→ Written instruction
Reproduce each of the records below line for line, with no changes.

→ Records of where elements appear
|---|

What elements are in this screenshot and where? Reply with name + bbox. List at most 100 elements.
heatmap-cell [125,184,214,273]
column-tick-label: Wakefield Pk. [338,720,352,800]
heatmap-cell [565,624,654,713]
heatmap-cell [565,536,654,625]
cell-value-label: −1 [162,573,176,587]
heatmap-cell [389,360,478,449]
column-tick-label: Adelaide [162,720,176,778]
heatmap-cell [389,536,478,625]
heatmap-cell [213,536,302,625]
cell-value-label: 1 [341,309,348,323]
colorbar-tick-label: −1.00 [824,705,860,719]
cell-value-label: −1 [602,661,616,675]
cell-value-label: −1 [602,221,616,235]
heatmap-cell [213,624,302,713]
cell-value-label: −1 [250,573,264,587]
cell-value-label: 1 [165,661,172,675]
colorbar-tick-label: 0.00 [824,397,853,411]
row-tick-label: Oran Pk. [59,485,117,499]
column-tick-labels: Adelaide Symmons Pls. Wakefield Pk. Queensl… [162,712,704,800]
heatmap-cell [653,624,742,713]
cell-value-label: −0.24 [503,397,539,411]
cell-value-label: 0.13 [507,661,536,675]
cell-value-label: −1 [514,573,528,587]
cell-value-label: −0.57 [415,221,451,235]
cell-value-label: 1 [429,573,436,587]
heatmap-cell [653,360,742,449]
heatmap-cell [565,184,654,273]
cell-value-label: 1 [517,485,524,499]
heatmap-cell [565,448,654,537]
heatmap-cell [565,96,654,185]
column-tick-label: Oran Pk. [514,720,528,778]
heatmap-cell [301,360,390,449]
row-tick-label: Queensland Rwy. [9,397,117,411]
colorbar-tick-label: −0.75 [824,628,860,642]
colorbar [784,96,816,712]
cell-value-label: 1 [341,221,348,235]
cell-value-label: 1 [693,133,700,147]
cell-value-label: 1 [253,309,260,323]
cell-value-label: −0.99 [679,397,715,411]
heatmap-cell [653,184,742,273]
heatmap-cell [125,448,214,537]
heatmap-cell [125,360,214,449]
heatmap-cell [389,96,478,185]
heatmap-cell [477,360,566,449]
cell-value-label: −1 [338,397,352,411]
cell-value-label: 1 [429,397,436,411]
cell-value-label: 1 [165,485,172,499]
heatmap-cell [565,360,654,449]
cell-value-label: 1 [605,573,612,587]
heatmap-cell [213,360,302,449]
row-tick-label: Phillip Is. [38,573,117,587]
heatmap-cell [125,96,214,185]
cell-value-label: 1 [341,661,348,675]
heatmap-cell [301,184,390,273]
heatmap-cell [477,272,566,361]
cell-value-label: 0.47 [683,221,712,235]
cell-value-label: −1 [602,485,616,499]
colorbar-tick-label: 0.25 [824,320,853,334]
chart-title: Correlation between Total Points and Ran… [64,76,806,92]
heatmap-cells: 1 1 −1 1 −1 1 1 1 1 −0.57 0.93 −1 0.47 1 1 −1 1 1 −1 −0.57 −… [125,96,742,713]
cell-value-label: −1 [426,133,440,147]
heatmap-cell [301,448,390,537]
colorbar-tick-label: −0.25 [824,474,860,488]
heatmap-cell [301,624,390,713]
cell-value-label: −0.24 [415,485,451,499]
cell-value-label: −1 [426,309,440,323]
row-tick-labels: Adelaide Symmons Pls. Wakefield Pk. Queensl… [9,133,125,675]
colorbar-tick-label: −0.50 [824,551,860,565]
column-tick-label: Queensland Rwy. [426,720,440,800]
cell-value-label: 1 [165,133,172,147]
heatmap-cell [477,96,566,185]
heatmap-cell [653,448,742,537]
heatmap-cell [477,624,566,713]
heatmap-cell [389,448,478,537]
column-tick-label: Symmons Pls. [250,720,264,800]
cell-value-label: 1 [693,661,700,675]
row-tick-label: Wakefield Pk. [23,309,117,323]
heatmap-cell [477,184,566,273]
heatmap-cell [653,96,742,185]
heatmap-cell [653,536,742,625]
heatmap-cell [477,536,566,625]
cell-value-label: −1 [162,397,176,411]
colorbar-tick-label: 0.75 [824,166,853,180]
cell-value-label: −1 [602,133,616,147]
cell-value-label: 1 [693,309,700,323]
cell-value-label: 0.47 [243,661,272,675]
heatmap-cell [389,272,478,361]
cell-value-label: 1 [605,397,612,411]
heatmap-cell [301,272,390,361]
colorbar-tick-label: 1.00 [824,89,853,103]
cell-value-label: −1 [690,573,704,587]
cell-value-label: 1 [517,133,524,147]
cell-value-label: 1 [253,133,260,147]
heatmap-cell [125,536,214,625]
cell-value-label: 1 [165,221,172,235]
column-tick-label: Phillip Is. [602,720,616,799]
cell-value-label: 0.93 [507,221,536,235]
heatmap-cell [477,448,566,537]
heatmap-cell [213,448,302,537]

|---|

→ Solved problem
What elements are in this screenshot and where? Reply with name + bbox. List at most 100 elements.
heatmap-cell [125,184,214,273]
column-tick-label: Wakefield Pk. [338,720,352,800]
heatmap-cell [565,624,654,713]
heatmap-cell [565,536,654,625]
cell-value-label: −1 [162,573,176,587]
heatmap-cell [389,360,478,449]
column-tick-label: Adelaide [162,720,176,778]
heatmap-cell [389,536,478,625]
heatmap-cell [213,536,302,625]
cell-value-label: 1 [341,309,348,323]
colorbar-tick-label: −1.00 [824,705,860,719]
cell-value-label: −1 [602,661,616,675]
cell-value-label: −1 [602,221,616,235]
heatmap-cell [213,624,302,713]
cell-value-label: −1 [250,573,264,587]
cell-value-label: 1 [165,661,172,675]
colorbar-tick-label: 0.00 [824,397,853,411]
row-tick-label: Oran Pk. [59,485,117,499]
column-tick-labels: Adelaide Symmons Pls. Wakefield Pk. Queensl… [162,712,704,800]
heatmap-cell [653,624,742,713]
cell-value-label: −0.24 [503,397,539,411]
cell-value-label: 0.13 [507,661,536,675]
cell-value-label: −1 [514,573,528,587]
cell-value-label: −0.57 [415,221,451,235]
cell-value-label: 1 [429,573,436,587]
heatmap-cell [653,360,742,449]
heatmap-cell [565,184,654,273]
cell-value-label: 1 [517,485,524,499]
heatmap-cell [565,448,654,537]
heatmap-cell [565,96,654,185]
column-tick-label: Oran Pk. [514,720,528,778]
heatmap-cell [301,360,390,449]
row-tick-label: Queensland Rwy. [9,397,117,411]
colorbar-tick-label: −0.75 [824,628,860,642]
colorbar [784,96,816,712]
cell-value-label: 1 [341,221,348,235]
cell-value-label: 1 [693,133,700,147]
cell-value-label: 1 [253,309,260,323]
cell-value-label: −0.99 [679,397,715,411]
heatmap-cell [653,184,742,273]
heatmap-cell [125,448,214,537]
heatmap-cell [125,360,214,449]
heatmap-cell [389,96,478,185]
heatmap-cell [477,360,566,449]
cell-value-label: −1 [338,397,352,411]
cell-value-label: 1 [429,397,436,411]
cell-value-label: 1 [165,485,172,499]
heatmap-cell [565,360,654,449]
cell-value-label: 1 [605,573,612,587]
heatmap-cell [213,360,302,449]
row-tick-label: Phillip Is. [38,573,117,587]
heatmap-cell [125,96,214,185]
cell-value-label: 1 [341,661,348,675]
heatmap-cell [301,184,390,273]
heatmap-cell [477,272,566,361]
cell-value-label: 0.47 [683,221,712,235]
cell-value-label: −1 [602,485,616,499]
colorbar-tick-label: 0.25 [824,320,853,334]
chart-title: Correlation between Total Points and Ran… [64,76,806,92]
heatmap-cells: 1 1 −1 1 −1 1 1 1 1 −0.57 0.93 −1 0.47 1 1 −1 1 1 −1 −0.57 −… [125,96,742,713]
cell-value-label: −1 [426,133,440,147]
heatmap-cell [301,448,390,537]
colorbar-tick-label: −0.25 [824,474,860,488]
heatmap-cell [301,624,390,713]
cell-value-label: −0.24 [415,485,451,499]
cell-value-label: −1 [426,309,440,323]
row-tick-labels: Adelaide Symmons Pls. Wakefield Pk. Queensl… [9,133,125,675]
colorbar-tick-label: −0.50 [824,551,860,565]
column-tick-label: Queensland Rwy. [426,720,440,800]
cell-value-label: 1 [165,133,172,147]
heatmap-cell [477,96,566,185]
heatmap-cell [653,448,742,537]
heatmap-cell [477,624,566,713]
heatmap-cell [389,448,478,537]
column-tick-label: Symmons Pls. [250,720,264,800]
cell-value-label: 1 [693,661,700,675]
row-tick-label: Wakefield Pk. [23,309,117,323]
heatmap-cell [477,184,566,273]
heatmap-cell [653,96,742,185]
heatmap-cell [653,536,742,625]
heatmap-cell [477,536,566,625]
cell-value-label: −1 [162,397,176,411]
colorbar-tick-label: 0.75 [824,166,853,180]
cell-value-label: −1 [602,133,616,147]
cell-value-label: 1 [693,309,700,323]
cell-value-label: 0.47 [243,661,272,675]
heatmap-cell [389,272,478,361]
cell-value-label: 1 [605,397,612,411]
heatmap-cell [301,272,390,361]
colorbar-tick-label: 1.00 [824,89,853,103]
cell-value-label: −1 [690,573,704,587]
cell-value-label: 1 [517,133,524,147]
cell-value-label: 1 [253,133,260,147]
heatmap-cell [125,536,214,625]
cell-value-label: 1 [165,221,172,235]
column-tick-label: Phillip Is. [602,720,616,799]
cell-value-label: 0.93 [507,221,536,235]
heatmap-cell [477,448,566,537]
heatmap-cell [213,448,302,537]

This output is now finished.